- [SOURCE MATERIAL]:
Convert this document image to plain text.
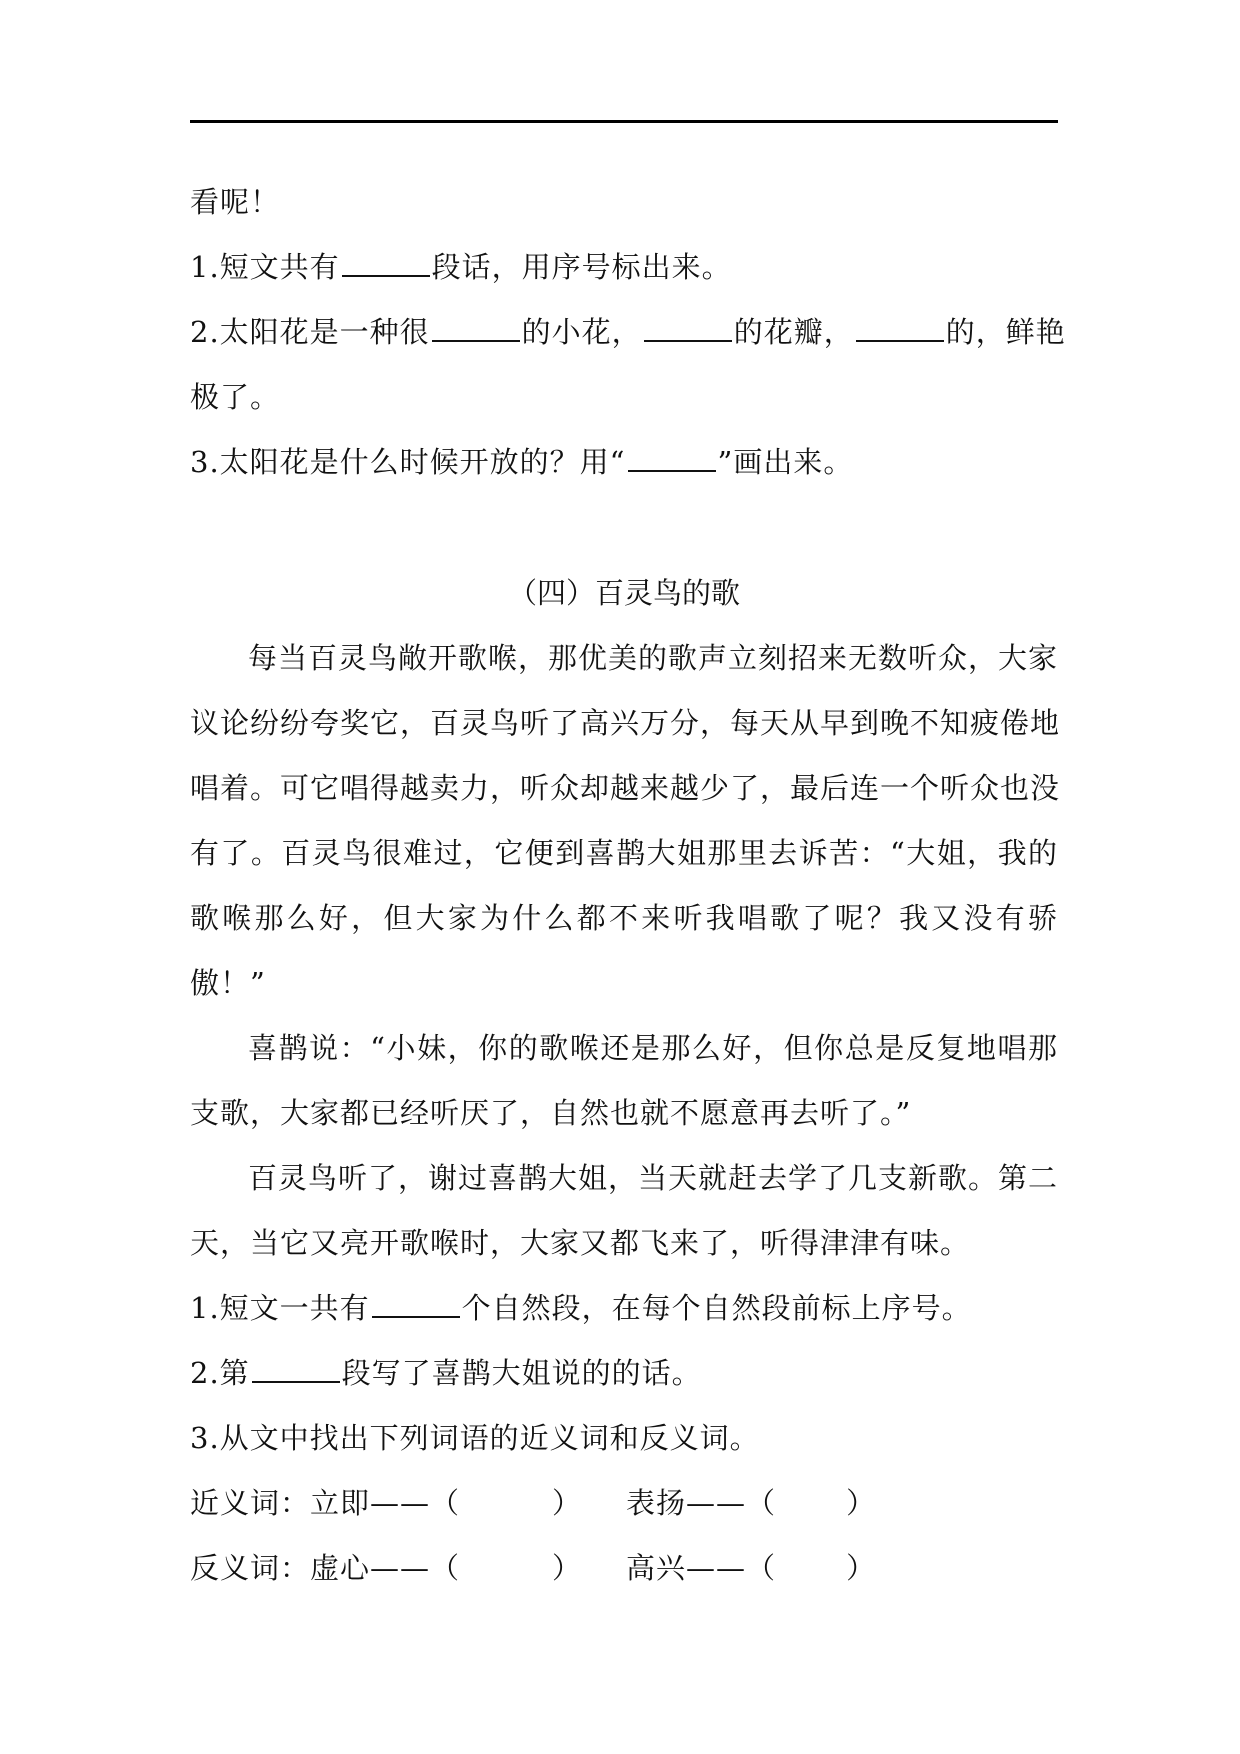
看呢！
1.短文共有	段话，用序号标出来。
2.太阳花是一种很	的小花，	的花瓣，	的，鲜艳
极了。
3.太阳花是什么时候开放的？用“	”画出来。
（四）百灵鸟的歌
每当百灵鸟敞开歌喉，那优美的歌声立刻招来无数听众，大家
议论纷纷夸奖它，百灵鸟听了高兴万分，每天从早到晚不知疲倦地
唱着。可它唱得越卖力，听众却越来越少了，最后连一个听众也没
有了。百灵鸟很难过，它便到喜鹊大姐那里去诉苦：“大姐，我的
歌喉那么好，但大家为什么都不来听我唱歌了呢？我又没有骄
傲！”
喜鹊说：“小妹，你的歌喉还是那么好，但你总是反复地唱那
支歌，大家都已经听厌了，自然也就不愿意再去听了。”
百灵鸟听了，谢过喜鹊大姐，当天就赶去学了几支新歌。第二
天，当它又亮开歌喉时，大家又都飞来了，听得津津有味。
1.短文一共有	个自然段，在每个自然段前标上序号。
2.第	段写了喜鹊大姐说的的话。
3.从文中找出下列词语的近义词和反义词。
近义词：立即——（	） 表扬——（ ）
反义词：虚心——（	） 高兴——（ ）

- [GIVEN REQUEST]:
Print each of the records above exactly as written, leaving no picture in the copy.

- [RESPONSE FOR THIS EXERCISE]:
Convert this document image to plain text.
看呢！
1.短文共有	段话，用序号标出来。
2.太阳花是一种很	的小花，	的花瓣，	的，鲜艳
极了。
3.太阳花是什么时候开放的？用“	”画出来。
（四）百灵鸟的歌
每当百灵鸟敞开歌喉，那优美的歌声立刻招来无数听众，大家
议论纷纷夸奖它，百灵鸟听了高兴万分，每天从早到晚不知疲倦地
唱着。可它唱得越卖力，听众却越来越少了，最后连一个听众也没
有了。百灵鸟很难过，它便到喜鹊大姐那里去诉苦：“大姐，我的
歌喉那么好，但大家为什么都不来听我唱歌了呢？我又没有骄
傲！”
喜鹊说：“小妹，你的歌喉还是那么好，但你总是反复地唱那
支歌，大家都已经听厌了，自然也就不愿意再去听了。”
百灵鸟听了，谢过喜鹊大姐，当天就赶去学了几支新歌。第二
天，当它又亮开歌喉时，大家又都飞来了，听得津津有味。
1.短文一共有	个自然段，在每个自然段前标上序号。
2.第	段写了喜鹊大姐说的的话。
3.从文中找出下列词语的近义词和反义词。
近义词：立即——（	） 表扬——（ ）
反义词：虚心——（	） 高兴——（ ）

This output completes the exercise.